__WORK REQUIRED__: Spot every line with the word "Angle" and return it.

[Start of MATERIAL FOR THIS TASK]

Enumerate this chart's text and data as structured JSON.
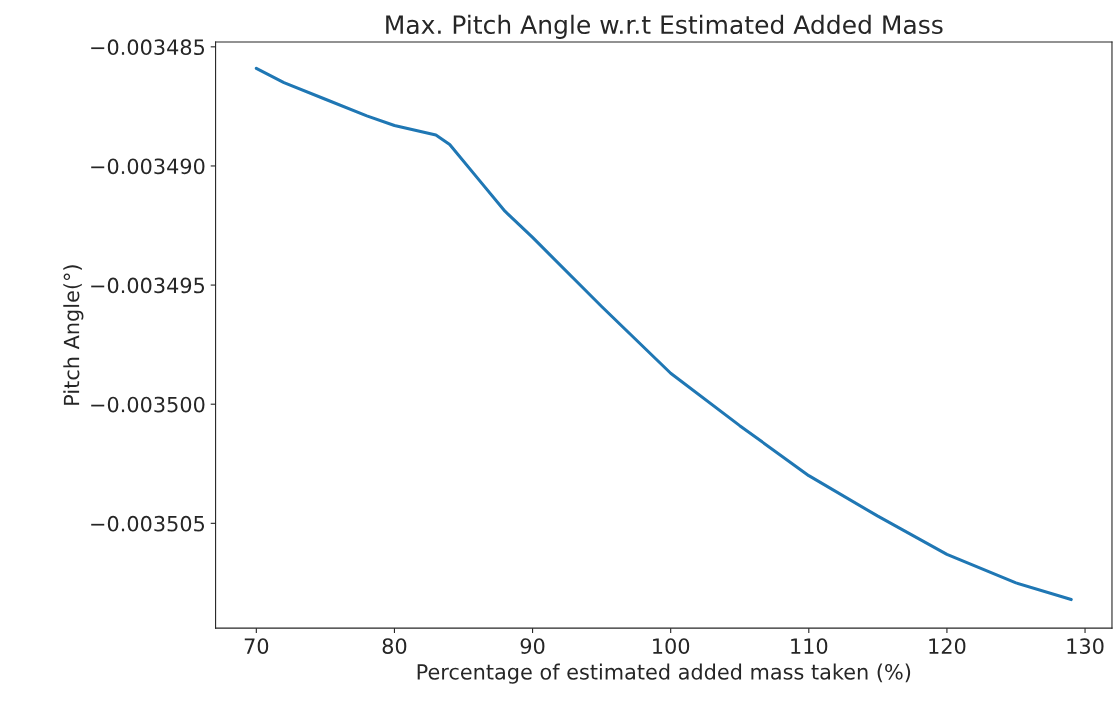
{
  "chart_data": {
    "type": "line",
    "title": "Max. Pitch Angle w.r.t Estimated Added Mass",
    "xlabel": "Percentage of estimated added mass taken (%)",
    "ylabel": "Pitch Angle(°)",
    "x": [
      70,
      72,
      75,
      78,
      80,
      83,
      84,
      86,
      88,
      90,
      95,
      100,
      105,
      110,
      115,
      120,
      125,
      129
    ],
    "series": [
      {
        "color": "#1f77b4",
        "values": [
          -0.0034859,
          -0.0034865,
          -0.0034872,
          -0.0034879,
          -0.0034883,
          -0.0034887,
          -0.0034891,
          -0.0034905,
          -0.0034919,
          -0.003493,
          -0.0034959,
          -0.0034987,
          -0.0035009,
          -0.003503,
          -0.0035047,
          -0.0035063,
          -0.0035075,
          -0.0035082
        ]
      }
    ],
    "xlim": [
      67.05,
      131.95
    ],
    "xticks": [
      70,
      80,
      90,
      100,
      110,
      120,
      130
    ],
    "ylim": [
      -0.0035094,
      -0.0034848
    ],
    "yticks": [
      {
        "value": -0.003485,
        "label": "−0.003485"
      },
      {
        "value": -0.00349,
        "label": "−0.003490"
      },
      {
        "value": -0.003495,
        "label": "−0.003495"
      },
      {
        "value": -0.0035,
        "label": "−0.003500"
      },
      {
        "value": -0.003505,
        "label": "−0.003505"
      }
    ],
    "grid": false,
    "legend": false,
    "marker": "none",
    "line_style": "solid"
  }
}
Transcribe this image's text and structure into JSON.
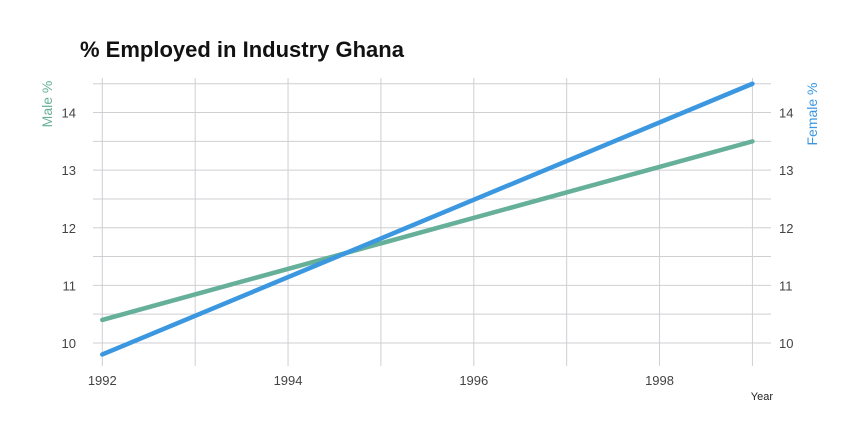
{
  "chart_data": {
    "type": "line",
    "title": "% Employed in Industry Ghana",
    "xlabel": "Year",
    "ylabel_left": "Male %",
    "ylabel_right": "Female %",
    "x": [
      1992,
      1999
    ],
    "xticks": [
      "1992",
      "1994",
      "1996",
      "1998"
    ],
    "yticks": [
      "10",
      "11",
      "12",
      "13",
      "14"
    ],
    "xlim": [
      1991.9,
      1999.2
    ],
    "ylim": [
      9.6,
      14.6
    ],
    "grid": true,
    "series": [
      {
        "name": "Male %",
        "axis": "left",
        "color": "#66b09a",
        "values": [
          10.4,
          13.5
        ]
      },
      {
        "name": "Female %",
        "axis": "right",
        "color": "#3b97e0",
        "values": [
          9.8,
          14.5
        ]
      }
    ]
  }
}
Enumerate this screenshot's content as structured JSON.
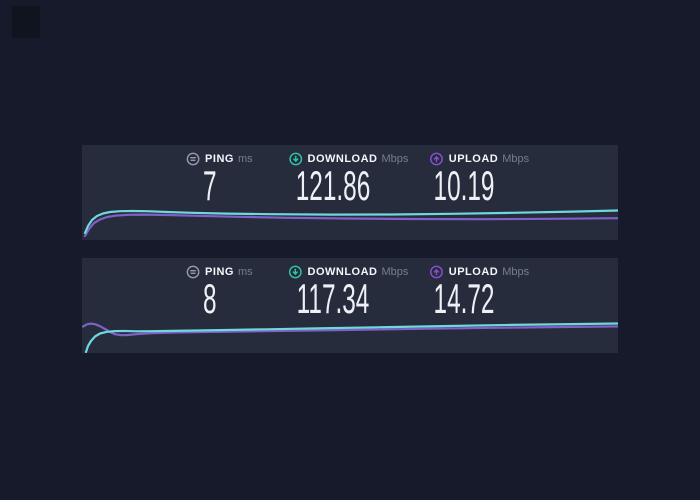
{
  "colors": {
    "page-bg": "#161a2b",
    "panel-bg": "#272c3d",
    "corner-artifact": "#10141e",
    "label-text": "#f4f6fa",
    "unit-text": "#767d92",
    "value-text": "#eef0f5",
    "ping-icon": "#959bae",
    "download-accent": "#2fc6a7",
    "upload-accent": "#8b4fd6",
    "download-line": "#6ed8dc",
    "upload-line": "#7e61c6"
  },
  "panels": [
    {
      "ping": {
        "label": "PING",
        "unit": "ms",
        "value": "7"
      },
      "download": {
        "label": "DOWNLOAD",
        "unit": "Mbps",
        "value": "121.86"
      },
      "upload": {
        "label": "UPLOAD",
        "unit": "Mbps",
        "value": "10.19"
      },
      "sparkline": {
        "type": "line",
        "legend": [
          "download",
          "upload"
        ],
        "download_curve": [
          [
            3,
            88
          ],
          [
            6,
            81
          ],
          [
            10,
            75
          ],
          [
            15,
            71
          ],
          [
            21,
            68.5
          ],
          [
            28,
            67
          ],
          [
            38,
            66.2
          ],
          [
            50,
            66
          ],
          [
            65,
            66.2
          ],
          [
            85,
            67
          ],
          [
            110,
            67.8
          ],
          [
            145,
            68.6
          ],
          [
            190,
            69.2
          ],
          [
            250,
            69.6
          ],
          [
            310,
            69.5
          ],
          [
            370,
            68.8
          ],
          [
            430,
            67.8
          ],
          [
            490,
            66.6
          ],
          [
            536,
            65.5
          ]
        ],
        "upload_curve": [
          [
            3,
            91
          ],
          [
            7,
            84
          ],
          [
            12,
            78
          ],
          [
            18,
            74.5
          ],
          [
            25,
            72
          ],
          [
            34,
            70.6
          ],
          [
            46,
            69.8
          ],
          [
            62,
            69.6
          ],
          [
            85,
            70
          ],
          [
            115,
            70.8
          ],
          [
            155,
            71.8
          ],
          [
            205,
            72.8
          ],
          [
            265,
            73.5
          ],
          [
            330,
            74
          ],
          [
            400,
            74.2
          ],
          [
            470,
            73.8
          ],
          [
            536,
            73.2
          ]
        ]
      }
    },
    {
      "ping": {
        "label": "PING",
        "unit": "ms",
        "value": "8"
      },
      "download": {
        "label": "DOWNLOAD",
        "unit": "Mbps",
        "value": "117.34"
      },
      "upload": {
        "label": "UPLOAD",
        "unit": "Mbps",
        "value": "14.72"
      },
      "sparkline": {
        "type": "line",
        "legend": [
          "download",
          "upload"
        ],
        "download_curve": [
          [
            4,
            94
          ],
          [
            6,
            88
          ],
          [
            9,
            83
          ],
          [
            13,
            78.5
          ],
          [
            18,
            75.5
          ],
          [
            25,
            73.8
          ],
          [
            33,
            73.1
          ],
          [
            43,
            73
          ],
          [
            55,
            73.3
          ],
          [
            70,
            73.2
          ],
          [
            90,
            72.9
          ],
          [
            115,
            72.5
          ],
          [
            145,
            72
          ],
          [
            185,
            71.3
          ],
          [
            235,
            70.4
          ],
          [
            295,
            69.3
          ],
          [
            360,
            68.1
          ],
          [
            430,
            66.9
          ],
          [
            490,
            66.1
          ],
          [
            536,
            65.5
          ]
        ],
        "upload_curve": [
          [
            1,
            68.5
          ],
          [
            5,
            66.3
          ],
          [
            9,
            65.6
          ],
          [
            13,
            66.2
          ],
          [
            18,
            68.2
          ],
          [
            23,
            71
          ],
          [
            28,
            74
          ],
          [
            33,
            76.2
          ],
          [
            39,
            77.2
          ],
          [
            46,
            77
          ],
          [
            56,
            76
          ],
          [
            70,
            75.1
          ],
          [
            90,
            74.5
          ],
          [
            120,
            74
          ],
          [
            160,
            73.5
          ],
          [
            210,
            72.8
          ],
          [
            270,
            71.9
          ],
          [
            340,
            70.8
          ],
          [
            410,
            69.8
          ],
          [
            480,
            69
          ],
          [
            536,
            68.4
          ]
        ]
      }
    }
  ]
}
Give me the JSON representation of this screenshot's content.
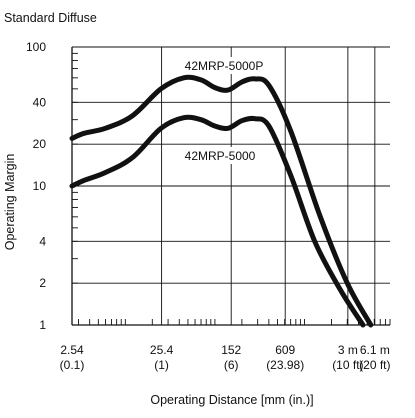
{
  "chart_data": {
    "type": "line",
    "title": "Standard Diffuse",
    "xlabel": "Operating Distance [mm (in.)]",
    "ylabel": "Operating Margin",
    "x_scale": "log",
    "y_scale": "log",
    "xlim_mm": [
      2.54,
      9000
    ],
    "ylim": [
      1,
      100
    ],
    "grid": true,
    "legend": "none",
    "x_ticks": [
      {
        "value": 2.54,
        "label": "2.54",
        "sublabel": "(0.1)"
      },
      {
        "value": 25.4,
        "label": "25.4",
        "sublabel": "(1)"
      },
      {
        "value": 152,
        "label": "152",
        "sublabel": "(6)"
      },
      {
        "value": 609,
        "label": "609",
        "sublabel": "(23.98)"
      },
      {
        "value": 3048,
        "label": "3 m",
        "sublabel": "(10 ft)"
      },
      {
        "value": 6096,
        "label": "6.1 m",
        "sublabel": "(20 ft)"
      }
    ],
    "y_ticks": [
      {
        "value": 100,
        "label": "100"
      },
      {
        "value": 40,
        "label": "40"
      },
      {
        "value": 20,
        "label": "20"
      },
      {
        "value": 10,
        "label": "10"
      },
      {
        "value": 4,
        "label": "4"
      },
      {
        "value": 2,
        "label": "2"
      },
      {
        "value": 1,
        "label": "1"
      }
    ],
    "series": [
      {
        "name": "42MRP-5000P",
        "color": "#111111",
        "x": [
          2.54,
          3.5,
          6,
          12,
          25,
          45,
          70,
          100,
          140,
          200,
          280,
          400,
          700,
          1500,
          3000,
          5500
        ],
        "values": [
          22,
          24,
          26,
          32,
          50,
          60,
          58,
          51,
          49,
          56,
          59,
          53,
          25,
          6,
          2,
          1
        ]
      },
      {
        "name": "42MRP-5000",
        "color": "#111111",
        "x": [
          2.54,
          3.5,
          6,
          12,
          25,
          45,
          70,
          100,
          140,
          200,
          280,
          400,
          700,
          1300,
          2500,
          4500
        ],
        "values": [
          10,
          11,
          12.5,
          16,
          26,
          31,
          30,
          27,
          26,
          29.5,
          30.5,
          27,
          12,
          4,
          1.8,
          1
        ]
      }
    ],
    "annotations": [
      {
        "text": "42MRP-5000P",
        "series": "42MRP-5000P"
      },
      {
        "text": "42MRP-5000",
        "series": "42MRP-5000"
      }
    ]
  }
}
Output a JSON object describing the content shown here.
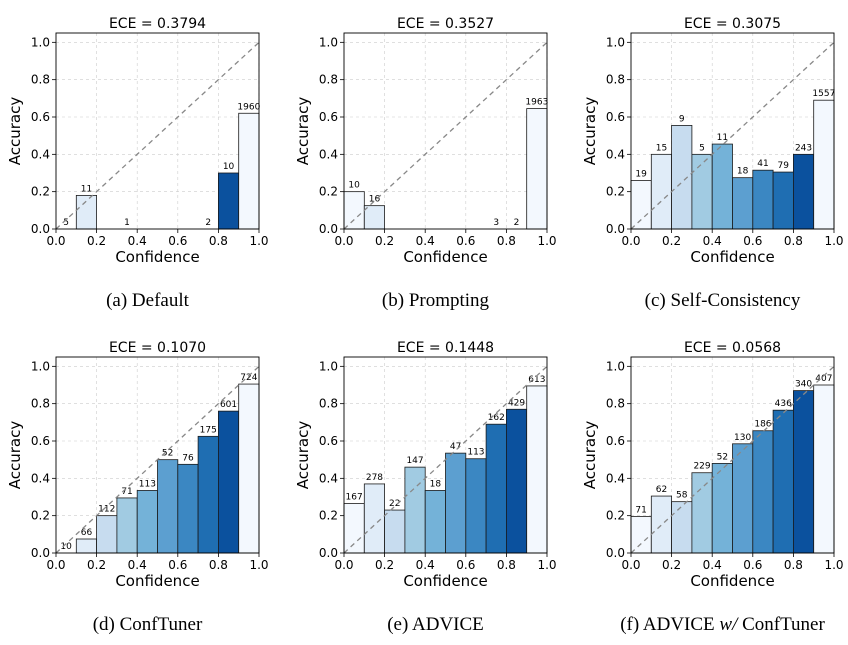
{
  "chart_data": [
    {
      "type": "bar",
      "title": "ECE = 0.3794",
      "caption": "(a) Default",
      "xlabel": "Confidence",
      "ylabel": "Accuracy",
      "xlim": [
        0,
        1
      ],
      "ylim": [
        0,
        1.05
      ],
      "ticks": [
        "0.0",
        "0.2",
        "0.4",
        "0.6",
        "0.8",
        "1.0"
      ],
      "grid": true,
      "bin_width": 0.1,
      "bins": [
        {
          "x": 0.0,
          "acc": 0.0,
          "count": "5"
        },
        {
          "x": 0.1,
          "acc": 0.18,
          "count": "11"
        },
        {
          "x": 0.3,
          "acc": 0.0,
          "count": "1"
        },
        {
          "x": 0.7,
          "acc": 0.0,
          "count": "2"
        },
        {
          "x": 0.8,
          "acc": 0.3,
          "count": "10"
        },
        {
          "x": 0.9,
          "acc": 0.62,
          "count": "1960"
        }
      ]
    },
    {
      "type": "bar",
      "title": "ECE = 0.3527",
      "caption": "(b) Prompting",
      "xlabel": "Confidence",
      "ylabel": "Accuracy",
      "xlim": [
        0,
        1
      ],
      "ylim": [
        0,
        1.05
      ],
      "ticks": [
        "0.0",
        "0.2",
        "0.4",
        "0.6",
        "0.8",
        "1.0"
      ],
      "grid": true,
      "bin_width": 0.1,
      "bins": [
        {
          "x": 0.0,
          "acc": 0.2,
          "count": "10"
        },
        {
          "x": 0.1,
          "acc": 0.125,
          "count": "16"
        },
        {
          "x": 0.7,
          "acc": 0.0,
          "count": "3"
        },
        {
          "x": 0.8,
          "acc": 0.0,
          "count": "2"
        },
        {
          "x": 0.9,
          "acc": 0.645,
          "count": "1963"
        }
      ]
    },
    {
      "type": "bar",
      "title": "ECE = 0.3075",
      "caption": "(c) Self-Consistency",
      "xlabel": "Confidence",
      "ylabel": "Accuracy",
      "xlim": [
        0,
        1
      ],
      "ylim": [
        0,
        1.05
      ],
      "ticks": [
        "0.0",
        "0.2",
        "0.4",
        "0.6",
        "0.8",
        "1.0"
      ],
      "grid": true,
      "bin_width": 0.1,
      "bins": [
        {
          "x": 0.0,
          "acc": 0.26,
          "count": "19"
        },
        {
          "x": 0.1,
          "acc": 0.4,
          "count": "15"
        },
        {
          "x": 0.2,
          "acc": 0.555,
          "count": "9"
        },
        {
          "x": 0.3,
          "acc": 0.4,
          "count": "5"
        },
        {
          "x": 0.4,
          "acc": 0.455,
          "count": "11"
        },
        {
          "x": 0.5,
          "acc": 0.275,
          "count": "18"
        },
        {
          "x": 0.6,
          "acc": 0.315,
          "count": "41"
        },
        {
          "x": 0.7,
          "acc": 0.305,
          "count": "79"
        },
        {
          "x": 0.8,
          "acc": 0.4,
          "count": "243"
        },
        {
          "x": 0.9,
          "acc": 0.69,
          "count": "1557"
        }
      ]
    },
    {
      "type": "bar",
      "title": "ECE = 0.1070",
      "caption": "(d) ConfTuner",
      "xlabel": "Confidence",
      "ylabel": "Accuracy",
      "xlim": [
        0,
        1
      ],
      "ylim": [
        0,
        1.05
      ],
      "ticks": [
        "0.0",
        "0.2",
        "0.4",
        "0.6",
        "0.8",
        "1.0"
      ],
      "grid": true,
      "bin_width": 0.1,
      "bins": [
        {
          "x": 0.0,
          "acc": 0.0,
          "count": "10"
        },
        {
          "x": 0.1,
          "acc": 0.075,
          "count": "66"
        },
        {
          "x": 0.2,
          "acc": 0.2,
          "count": "112"
        },
        {
          "x": 0.3,
          "acc": 0.295,
          "count": "71"
        },
        {
          "x": 0.4,
          "acc": 0.335,
          "count": "113"
        },
        {
          "x": 0.5,
          "acc": 0.5,
          "count": "52"
        },
        {
          "x": 0.6,
          "acc": 0.475,
          "count": "76"
        },
        {
          "x": 0.7,
          "acc": 0.625,
          "count": "175"
        },
        {
          "x": 0.8,
          "acc": 0.76,
          "count": "601"
        },
        {
          "x": 0.9,
          "acc": 0.905,
          "count": "724"
        }
      ]
    },
    {
      "type": "bar",
      "title": "ECE = 0.1448",
      "caption": "(e) ADVICE",
      "xlabel": "Confidence",
      "ylabel": "Accuracy",
      "xlim": [
        0,
        1
      ],
      "ylim": [
        0,
        1.05
      ],
      "ticks": [
        "0.0",
        "0.2",
        "0.4",
        "0.6",
        "0.8",
        "1.0"
      ],
      "grid": true,
      "bin_width": 0.1,
      "bins": [
        {
          "x": 0.0,
          "acc": 0.265,
          "count": "167"
        },
        {
          "x": 0.1,
          "acc": 0.37,
          "count": "278"
        },
        {
          "x": 0.2,
          "acc": 0.23,
          "count": "22"
        },
        {
          "x": 0.3,
          "acc": 0.46,
          "count": "147"
        },
        {
          "x": 0.4,
          "acc": 0.335,
          "count": "18"
        },
        {
          "x": 0.5,
          "acc": 0.535,
          "count": "47"
        },
        {
          "x": 0.6,
          "acc": 0.505,
          "count": "113"
        },
        {
          "x": 0.7,
          "acc": 0.69,
          "count": "162"
        },
        {
          "x": 0.8,
          "acc": 0.77,
          "count": "429"
        },
        {
          "x": 0.9,
          "acc": 0.895,
          "count": "613"
        }
      ]
    },
    {
      "type": "bar",
      "title": "ECE = 0.0568",
      "caption_prefix": "(f) ADVICE ",
      "caption_italic": "w/",
      "caption_suffix": " ConfTuner",
      "xlabel": "Confidence",
      "ylabel": "Accuracy",
      "xlim": [
        0,
        1
      ],
      "ylim": [
        0,
        1.05
      ],
      "ticks": [
        "0.0",
        "0.2",
        "0.4",
        "0.6",
        "0.8",
        "1.0"
      ],
      "grid": true,
      "bin_width": 0.1,
      "bins": [
        {
          "x": 0.0,
          "acc": 0.195,
          "count": "71"
        },
        {
          "x": 0.1,
          "acc": 0.305,
          "count": "62"
        },
        {
          "x": 0.2,
          "acc": 0.275,
          "count": "58"
        },
        {
          "x": 0.3,
          "acc": 0.43,
          "count": "229"
        },
        {
          "x": 0.4,
          "acc": 0.48,
          "count": "52"
        },
        {
          "x": 0.5,
          "acc": 0.585,
          "count": "130"
        },
        {
          "x": 0.6,
          "acc": 0.655,
          "count": "186"
        },
        {
          "x": 0.7,
          "acc": 0.765,
          "count": "436"
        },
        {
          "x": 0.8,
          "acc": 0.87,
          "count": "340"
        },
        {
          "x": 0.9,
          "acc": 0.9,
          "count": "407"
        }
      ]
    }
  ],
  "colors": [
    "#f3f8fe",
    "#e0ecf8",
    "#c7dcef",
    "#a1cbe2",
    "#74b2d8",
    "#5c9fd0",
    "#3b87c2",
    "#1f6eb2",
    "#0b519e",
    "#f3f8fe"
  ],
  "bar_outline": "#1a1a1a",
  "diagonal_color": "#888888"
}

[End of MATERIAL FOR THIS TASK]

__WRITTEN ANSWER__:
    "title": "Max. Pitch Angle w.r.t Estimated Added Mass",
    "ylabel": "Pitch Angle(°)",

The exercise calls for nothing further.